What is being asked: Transcribe the material word for word, but without the images.

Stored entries
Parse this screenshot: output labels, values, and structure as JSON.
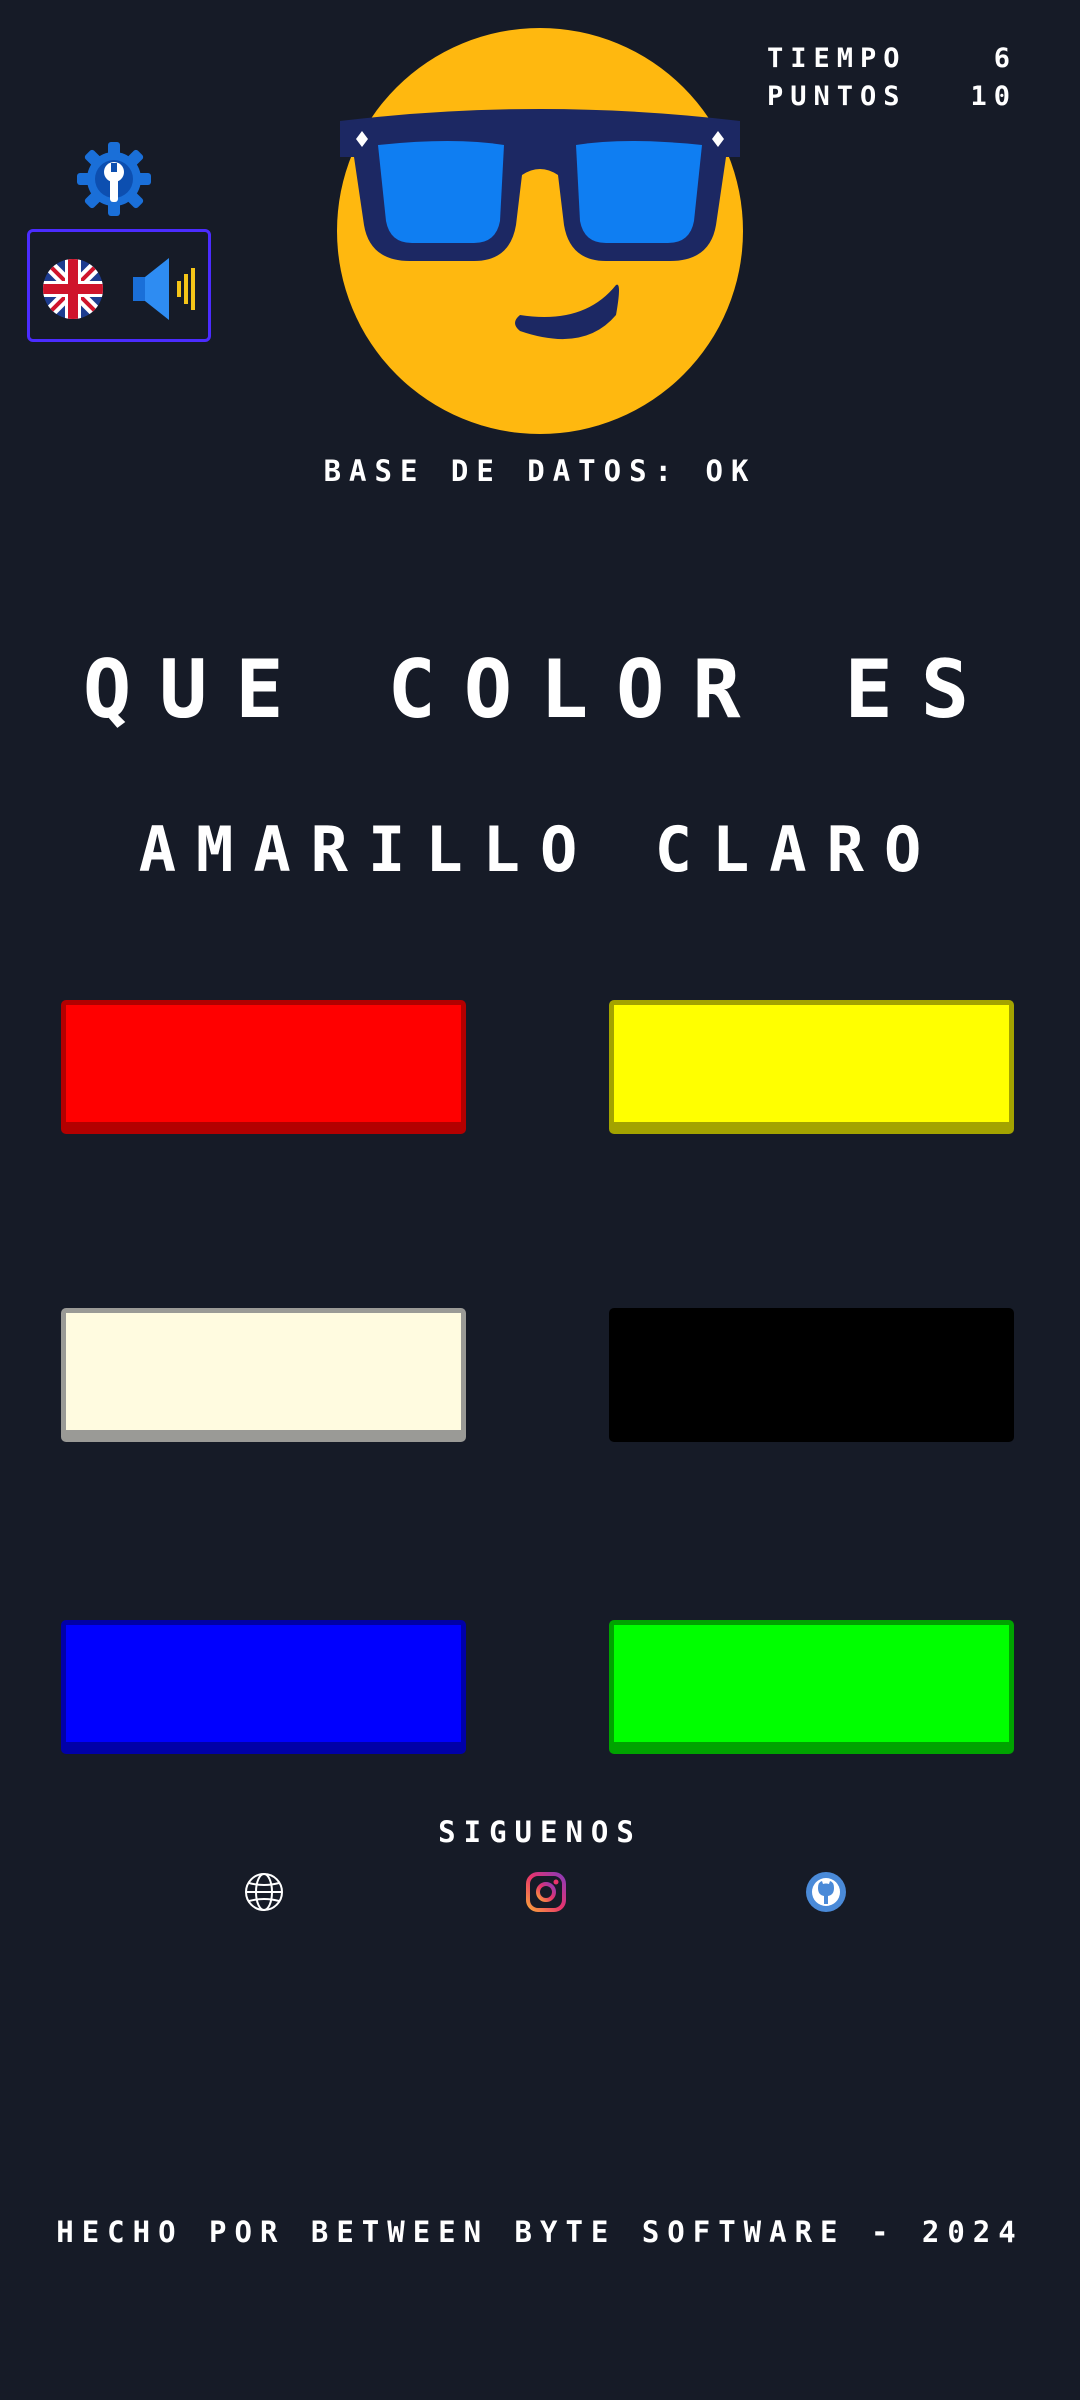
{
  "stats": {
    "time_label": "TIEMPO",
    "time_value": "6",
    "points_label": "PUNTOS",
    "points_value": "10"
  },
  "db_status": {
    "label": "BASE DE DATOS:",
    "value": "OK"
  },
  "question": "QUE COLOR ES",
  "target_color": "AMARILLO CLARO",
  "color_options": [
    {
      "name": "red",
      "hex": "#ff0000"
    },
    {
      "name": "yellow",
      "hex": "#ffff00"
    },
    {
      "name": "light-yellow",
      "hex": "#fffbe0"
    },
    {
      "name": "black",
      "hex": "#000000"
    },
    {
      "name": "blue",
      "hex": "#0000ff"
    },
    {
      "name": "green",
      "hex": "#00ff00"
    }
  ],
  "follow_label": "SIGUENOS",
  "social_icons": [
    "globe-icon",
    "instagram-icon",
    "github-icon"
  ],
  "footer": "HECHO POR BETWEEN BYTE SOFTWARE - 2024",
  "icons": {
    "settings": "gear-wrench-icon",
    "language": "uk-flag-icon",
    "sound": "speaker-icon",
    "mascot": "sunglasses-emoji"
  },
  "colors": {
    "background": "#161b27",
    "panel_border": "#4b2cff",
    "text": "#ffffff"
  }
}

The reply:
Parse this screenshot: output labels, values, and structure as JSON.
{
  "stats": {
    "time_label": "TIEMPO",
    "time_value": "6",
    "points_label": "PUNTOS",
    "points_value": "10"
  },
  "db_status": {
    "label": "BASE DE DATOS:",
    "value": "OK"
  },
  "question": "QUE COLOR ES",
  "target_color": "AMARILLO CLARO",
  "color_options": [
    {
      "name": "red",
      "hex": "#ff0000"
    },
    {
      "name": "yellow",
      "hex": "#ffff00"
    },
    {
      "name": "light-yellow",
      "hex": "#fffbe0"
    },
    {
      "name": "black",
      "hex": "#000000"
    },
    {
      "name": "blue",
      "hex": "#0000ff"
    },
    {
      "name": "green",
      "hex": "#00ff00"
    }
  ],
  "follow_label": "SIGUENOS",
  "social_icons": [
    "globe-icon",
    "instagram-icon",
    "github-icon"
  ],
  "footer": "HECHO POR BETWEEN BYTE SOFTWARE - 2024",
  "icons": {
    "settings": "gear-wrench-icon",
    "language": "uk-flag-icon",
    "sound": "speaker-icon",
    "mascot": "sunglasses-emoji"
  },
  "colors": {
    "background": "#161b27",
    "panel_border": "#4b2cff",
    "text": "#ffffff"
  }
}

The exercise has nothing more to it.